_Set exercise:_ Locate each line with the string "score" in the listing below and copy it.

···

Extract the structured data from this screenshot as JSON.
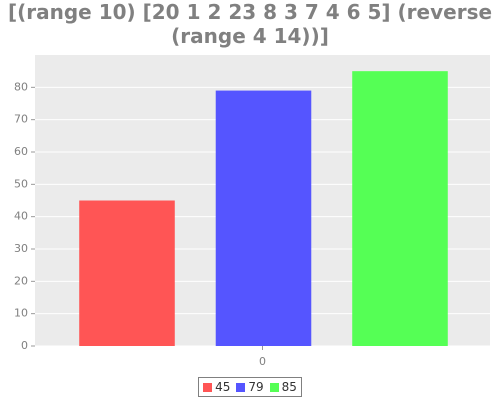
{
  "chart_data": {
    "type": "bar",
    "title": "[(range 10) [20 1 2 23 8 3 7 4 6 5] (reverse\n(range 4 14))]",
    "categories": [
      "0"
    ],
    "series": [
      {
        "name": "45",
        "color": "#ff5555",
        "values": [
          45
        ]
      },
      {
        "name": "79",
        "color": "#5555ff",
        "values": [
          79
        ]
      },
      {
        "name": "85",
        "color": "#55ff55",
        "values": [
          85
        ]
      }
    ],
    "ylim": [
      0,
      90
    ],
    "yticks": [
      0,
      10,
      20,
      30,
      40,
      50,
      60,
      70,
      80
    ],
    "grid": true,
    "legend": "bottom"
  }
}
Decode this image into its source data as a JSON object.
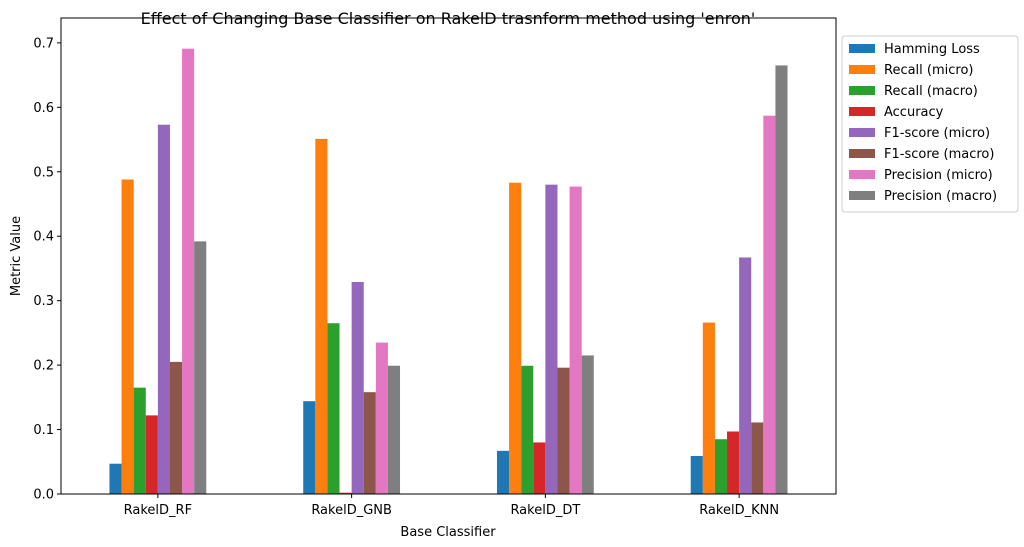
{
  "chart_data": {
    "type": "bar",
    "title": "Effect of Changing Base Classifier on RakelD trasnform method using 'enron'",
    "xlabel": "Base Classifier",
    "ylabel": "Metric Value",
    "ylim": [
      0,
      0.7
    ],
    "yticks": [
      "0.0",
      "0.1",
      "0.2",
      "0.3",
      "0.4",
      "0.5",
      "0.6",
      "0.7"
    ],
    "yticks_values": [
      0,
      0.1,
      0.2,
      0.3,
      0.4,
      0.5,
      0.6,
      0.7
    ],
    "categories": [
      "RakelD_RF",
      "RakelD_GNB",
      "RakelD_DT",
      "RakelD_KNN"
    ],
    "legend_position": "outside-top-right",
    "grid": false,
    "series": [
      {
        "name": "Hamming Loss",
        "color": "#1f77b4",
        "values": [
          0.047,
          0.144,
          0.067,
          0.059
        ]
      },
      {
        "name": "Recall (micro)",
        "color": "#ff7f0e",
        "values": [
          0.488,
          0.551,
          0.483,
          0.266
        ]
      },
      {
        "name": "Recall (macro)",
        "color": "#2ca02c",
        "values": [
          0.165,
          0.265,
          0.199,
          0.085
        ]
      },
      {
        "name": "Accuracy",
        "color": "#d62728",
        "values": [
          0.122,
          0.002,
          0.08,
          0.097
        ]
      },
      {
        "name": "F1-score (micro)",
        "color": "#9467bd",
        "values": [
          0.573,
          0.329,
          0.48,
          0.367
        ]
      },
      {
        "name": "F1-score (macro)",
        "color": "#8c564b",
        "values": [
          0.205,
          0.158,
          0.196,
          0.111
        ]
      },
      {
        "name": "Precision (micro)",
        "color": "#e377c2",
        "values": [
          0.691,
          0.235,
          0.477,
          0.587
        ]
      },
      {
        "name": "Precision (macro)",
        "color": "#7f7f7f",
        "values": [
          0.392,
          0.199,
          0.215,
          0.665
        ]
      }
    ]
  }
}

···

_Written response:_
        "name": "F1-score (micro)",
        "name": "F1-score (macro)",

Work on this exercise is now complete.